MATERIAL FOR THE TASK start

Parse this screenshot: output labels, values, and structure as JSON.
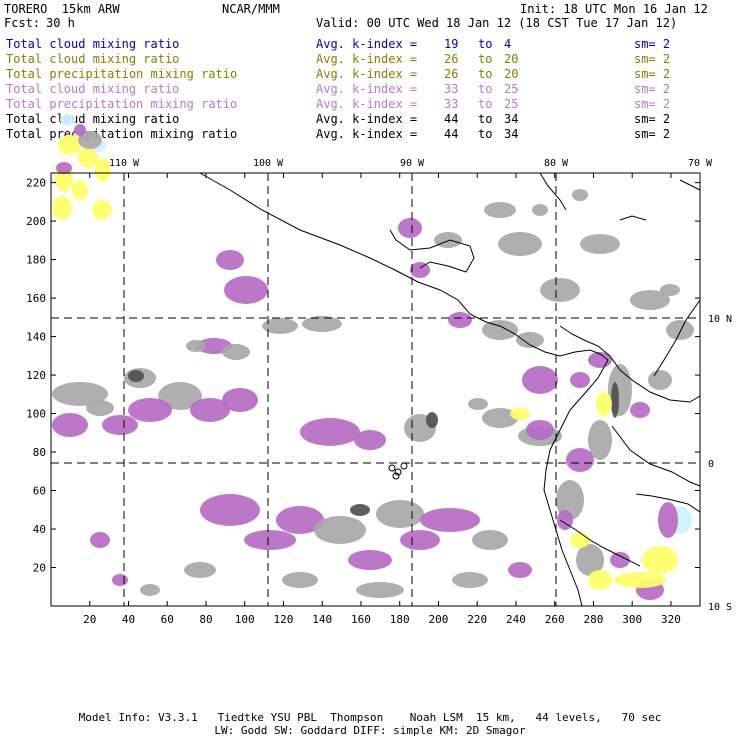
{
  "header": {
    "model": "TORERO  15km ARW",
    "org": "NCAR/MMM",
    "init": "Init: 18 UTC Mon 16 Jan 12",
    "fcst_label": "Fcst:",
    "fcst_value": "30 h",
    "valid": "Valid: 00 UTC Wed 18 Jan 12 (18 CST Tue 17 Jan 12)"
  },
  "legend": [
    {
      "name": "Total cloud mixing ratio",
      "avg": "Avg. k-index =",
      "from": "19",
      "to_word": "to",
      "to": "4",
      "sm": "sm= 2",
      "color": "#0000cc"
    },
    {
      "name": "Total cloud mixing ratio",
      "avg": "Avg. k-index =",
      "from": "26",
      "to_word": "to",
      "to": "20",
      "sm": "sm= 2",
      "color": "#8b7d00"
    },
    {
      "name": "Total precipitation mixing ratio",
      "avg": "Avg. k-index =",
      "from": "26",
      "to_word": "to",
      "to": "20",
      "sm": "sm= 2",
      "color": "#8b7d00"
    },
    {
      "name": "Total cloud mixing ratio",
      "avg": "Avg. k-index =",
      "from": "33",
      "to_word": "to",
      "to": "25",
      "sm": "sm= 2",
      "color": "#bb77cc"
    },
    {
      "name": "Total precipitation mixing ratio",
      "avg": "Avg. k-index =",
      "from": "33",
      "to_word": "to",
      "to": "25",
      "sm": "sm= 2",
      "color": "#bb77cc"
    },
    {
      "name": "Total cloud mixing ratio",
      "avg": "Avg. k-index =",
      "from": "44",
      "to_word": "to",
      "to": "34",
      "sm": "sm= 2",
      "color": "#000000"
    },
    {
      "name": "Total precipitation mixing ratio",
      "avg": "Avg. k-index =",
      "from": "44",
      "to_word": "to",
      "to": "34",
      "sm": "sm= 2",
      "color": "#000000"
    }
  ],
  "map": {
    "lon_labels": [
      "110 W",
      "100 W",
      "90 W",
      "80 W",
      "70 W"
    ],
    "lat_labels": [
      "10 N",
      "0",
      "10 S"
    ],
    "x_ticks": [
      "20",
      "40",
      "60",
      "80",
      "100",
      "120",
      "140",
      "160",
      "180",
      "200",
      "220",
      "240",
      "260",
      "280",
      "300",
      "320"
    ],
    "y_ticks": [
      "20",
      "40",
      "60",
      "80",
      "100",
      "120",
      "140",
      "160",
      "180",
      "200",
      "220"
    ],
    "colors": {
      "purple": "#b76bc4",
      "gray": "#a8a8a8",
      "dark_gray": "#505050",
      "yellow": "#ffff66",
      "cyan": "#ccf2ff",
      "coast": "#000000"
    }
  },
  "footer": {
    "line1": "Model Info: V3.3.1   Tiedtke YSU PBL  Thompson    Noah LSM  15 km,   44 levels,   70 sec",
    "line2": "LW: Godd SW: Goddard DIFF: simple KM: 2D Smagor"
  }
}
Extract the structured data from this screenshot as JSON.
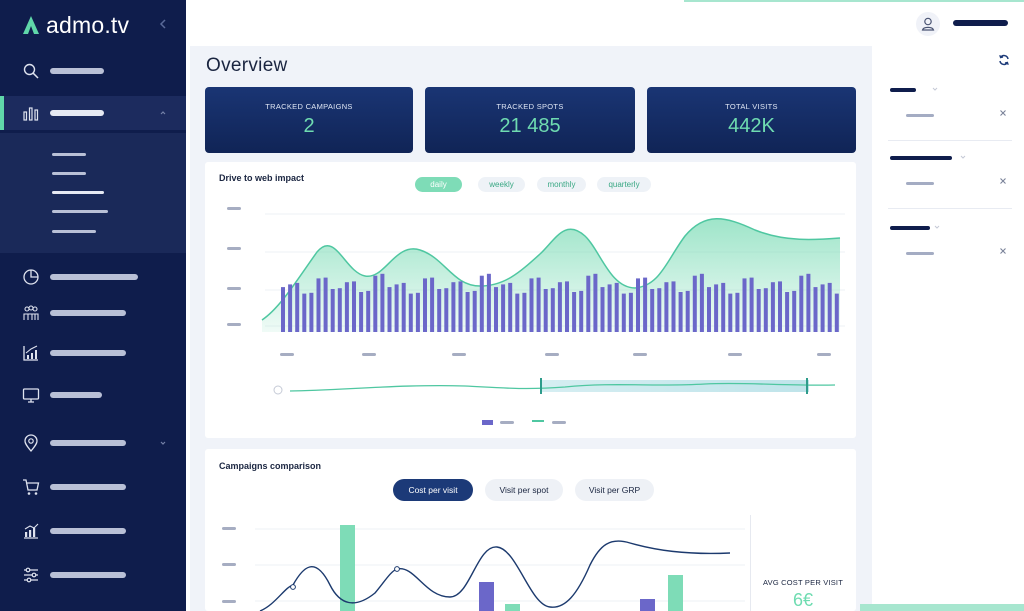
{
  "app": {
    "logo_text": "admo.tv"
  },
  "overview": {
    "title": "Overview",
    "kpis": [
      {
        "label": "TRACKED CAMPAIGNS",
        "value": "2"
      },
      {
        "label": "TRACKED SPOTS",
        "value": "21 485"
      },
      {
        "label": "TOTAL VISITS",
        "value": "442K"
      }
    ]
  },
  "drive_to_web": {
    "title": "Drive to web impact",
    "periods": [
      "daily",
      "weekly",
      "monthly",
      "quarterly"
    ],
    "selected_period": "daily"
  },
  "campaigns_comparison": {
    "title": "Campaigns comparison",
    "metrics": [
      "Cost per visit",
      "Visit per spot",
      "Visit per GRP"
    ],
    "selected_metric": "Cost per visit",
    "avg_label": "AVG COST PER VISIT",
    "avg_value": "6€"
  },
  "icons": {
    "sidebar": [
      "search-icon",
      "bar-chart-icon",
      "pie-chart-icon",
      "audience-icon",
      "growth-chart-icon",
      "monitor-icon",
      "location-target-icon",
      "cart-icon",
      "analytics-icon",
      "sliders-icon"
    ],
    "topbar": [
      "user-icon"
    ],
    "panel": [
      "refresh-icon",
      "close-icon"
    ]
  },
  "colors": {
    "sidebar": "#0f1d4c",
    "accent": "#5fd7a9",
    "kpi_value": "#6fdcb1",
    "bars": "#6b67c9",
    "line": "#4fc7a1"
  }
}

MATERIAL FOR THE TASK end

TASK PROMPT
Quote the full listing above word for word; exclude every picture from the copy.

TASK RESPONSE
Parse this screenshot: output labels, values, and structure as JSON.
{
  "header": {
    "model": "TORERO  15km ARW",
    "org": "NCAR/MMM",
    "init": "Init: 18 UTC Mon 16 Jan 12",
    "fcst_label": "Fcst:",
    "fcst_value": "30 h",
    "valid": "Valid: 00 UTC Wed 18 Jan 12 (18 CST Tue 17 Jan 12)"
  },
  "legend": [
    {
      "name": "Total cloud mixing ratio",
      "avg": "Avg. k-index =",
      "from": "19",
      "to_word": "to",
      "to": "4",
      "sm": "sm= 2",
      "color": "#0000cc"
    },
    {
      "name": "Total cloud mixing ratio",
      "avg": "Avg. k-index =",
      "from": "26",
      "to_word": "to",
      "to": "20",
      "sm": "sm= 2",
      "color": "#8b7d00"
    },
    {
      "name": "Total precipitation mixing ratio",
      "avg": "Avg. k-index =",
      "from": "26",
      "to_word": "to",
      "to": "20",
      "sm": "sm= 2",
      "color": "#8b7d00"
    },
    {
      "name": "Total cloud mixing ratio",
      "avg": "Avg. k-index =",
      "from": "33",
      "to_word": "to",
      "to": "25",
      "sm": "sm= 2",
      "color": "#bb77cc"
    },
    {
      "name": "Total precipitation mixing ratio",
      "avg": "Avg. k-index =",
      "from": "33",
      "to_word": "to",
      "to": "25",
      "sm": "sm= 2",
      "color": "#bb77cc"
    },
    {
      "name": "Total cloud mixing ratio",
      "avg": "Avg. k-index =",
      "from": "44",
      "to_word": "to",
      "to": "34",
      "sm": "sm= 2",
      "color": "#000000"
    },
    {
      "name": "Total precipitation mixing ratio",
      "avg": "Avg. k-index =",
      "from": "44",
      "to_word": "to",
      "to": "34",
      "sm": "sm= 2",
      "color": "#000000"
    }
  ],
  "map": {
    "lon_labels": [
      "110 W",
      "100 W",
      "90 W",
      "80 W",
      "70 W"
    ],
    "lat_labels": [
      "10 N",
      "0",
      "10 S"
    ],
    "x_ticks": [
      "20",
      "40",
      "60",
      "80",
      "100",
      "120",
      "140",
      "160",
      "180",
      "200",
      "220",
      "240",
      "260",
      "280",
      "300",
      "320"
    ],
    "y_ticks": [
      "20",
      "40",
      "60",
      "80",
      "100",
      "120",
      "140",
      "160",
      "180",
      "200",
      "220"
    ],
    "colors": {
      "purple": "#b76bc4",
      "gray": "#a8a8a8",
      "dark_gray": "#505050",
      "yellow": "#ffff66",
      "cyan": "#ccf2ff",
      "coast": "#000000"
    }
  },
  "footer": {
    "line1": "Model Info: V3.3.1   Tiedtke YSU PBL  Thompson    Noah LSM  15 km,   44 levels,   70 sec",
    "line2": "LW: Godd SW: Goddard DIFF: simple KM: 2D Smagor"
  }
}
Extract the structured data from this screenshot as JSON.
{
  "app": {
    "logo_text": "admo.tv"
  },
  "overview": {
    "title": "Overview",
    "kpis": [
      {
        "label": "TRACKED CAMPAIGNS",
        "value": "2"
      },
      {
        "label": "TRACKED SPOTS",
        "value": "21 485"
      },
      {
        "label": "TOTAL VISITS",
        "value": "442K"
      }
    ]
  },
  "drive_to_web": {
    "title": "Drive to web impact",
    "periods": [
      "daily",
      "weekly",
      "monthly",
      "quarterly"
    ],
    "selected_period": "daily"
  },
  "campaigns_comparison": {
    "title": "Campaigns comparison",
    "metrics": [
      "Cost per visit",
      "Visit per spot",
      "Visit per GRP"
    ],
    "selected_metric": "Cost per visit",
    "avg_label": "AVG COST PER VISIT",
    "avg_value": "6€"
  },
  "icons": {
    "sidebar": [
      "search-icon",
      "bar-chart-icon",
      "pie-chart-icon",
      "audience-icon",
      "growth-chart-icon",
      "monitor-icon",
      "location-target-icon",
      "cart-icon",
      "analytics-icon",
      "sliders-icon"
    ],
    "topbar": [
      "user-icon"
    ],
    "panel": [
      "refresh-icon",
      "close-icon"
    ]
  },
  "colors": {
    "sidebar": "#0f1d4c",
    "accent": "#5fd7a9",
    "kpi_value": "#6fdcb1",
    "bars": "#6b67c9",
    "line": "#4fc7a1"
  }
}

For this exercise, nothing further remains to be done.